EXTRACTED INFORMATION
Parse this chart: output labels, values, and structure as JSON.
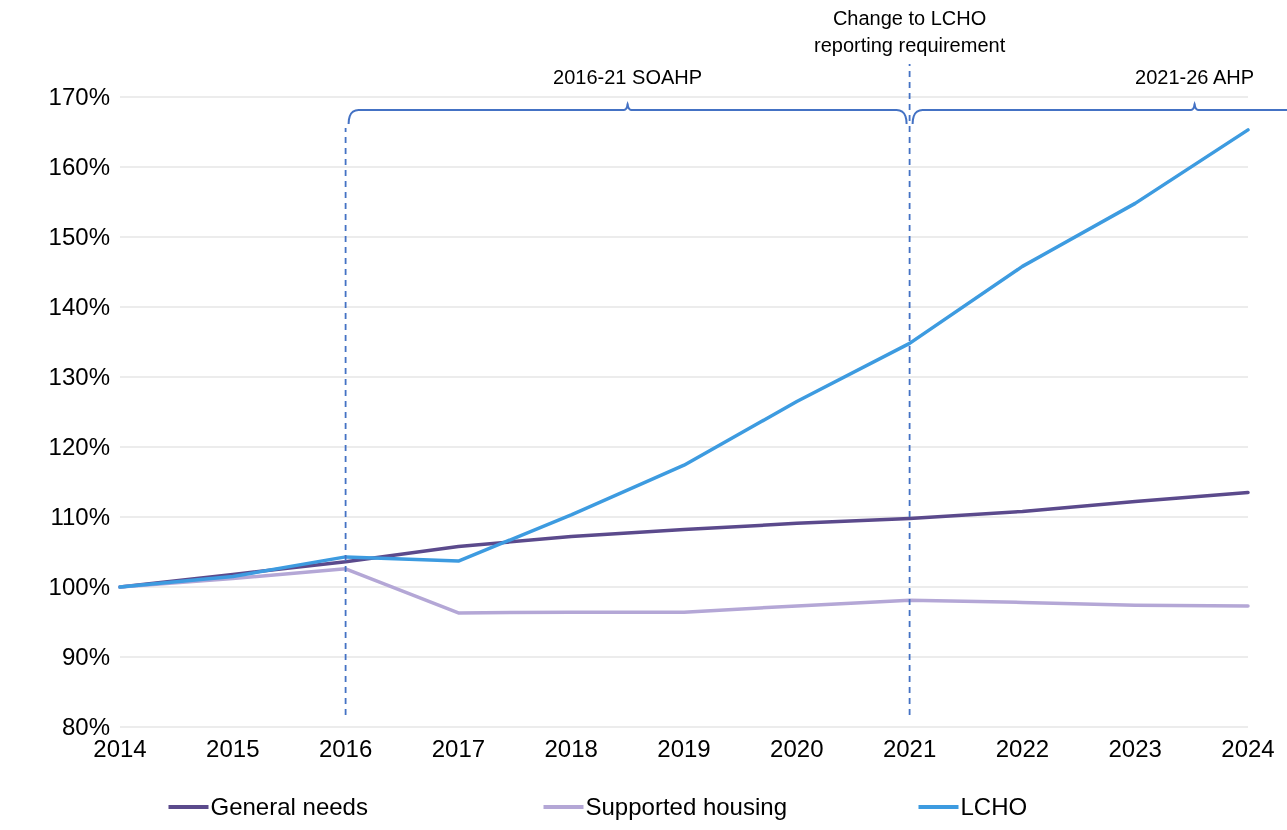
{
  "chart_data": {
    "type": "line",
    "categories": [
      "2014",
      "2015",
      "2016",
      "2017",
      "2018",
      "2019",
      "2020",
      "2021",
      "2022",
      "2023",
      "2024"
    ],
    "series": [
      {
        "name": "General needs",
        "color": "#5b4a8c",
        "values": [
          100,
          101.8,
          103.6,
          105.8,
          107.2,
          108.2,
          109.1,
          109.8,
          110.8,
          112.2,
          113.5
        ]
      },
      {
        "name": "Supported housing",
        "color": "#b4a7d6",
        "values": [
          100,
          101.2,
          102.6,
          96.3,
          96.4,
          96.4,
          97.3,
          98.1,
          97.8,
          97.4,
          97.3
        ]
      },
      {
        "name": "LCHO",
        "color": "#3d9be0",
        "values": [
          100,
          101.5,
          104.3,
          103.7,
          110.3,
          117.4,
          126.5,
          134.8,
          145.8,
          154.8,
          165.3
        ]
      }
    ],
    "ylim": [
      80,
      170
    ],
    "yticks": [
      {
        "value": 80,
        "label": "80%"
      },
      {
        "value": 90,
        "label": "90%"
      },
      {
        "value": 100,
        "label": "100%"
      },
      {
        "value": 110,
        "label": "110%"
      },
      {
        "value": 120,
        "label": "120%"
      },
      {
        "value": 130,
        "label": "130%"
      },
      {
        "value": 140,
        "label": "140%"
      },
      {
        "value": 150,
        "label": "150%"
      },
      {
        "value": 160,
        "label": "160%"
      },
      {
        "value": 170,
        "label": "170%"
      }
    ],
    "grid": "y",
    "legend": "bottom",
    "marker": "none",
    "line_style": "solid",
    "ref_lines": [
      {
        "axis": "x",
        "value": "2016",
        "color": "#4472c4",
        "line_style": "dashed"
      },
      {
        "axis": "x",
        "value": "2021",
        "label": "Change to LCHO reporting requirement",
        "color": "#4472c4",
        "line_style": "dashed"
      }
    ],
    "annotations": [
      "2016-21 SOAHP",
      "2021-26 AHP"
    ]
  }
}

WRITTEN REQUEST
Copy out every line of the data that includes the word "name".

REPLY TO THE EXERCISE
        "name": "General needs",
        "name": "Supported housing",
        "name": "LCHO",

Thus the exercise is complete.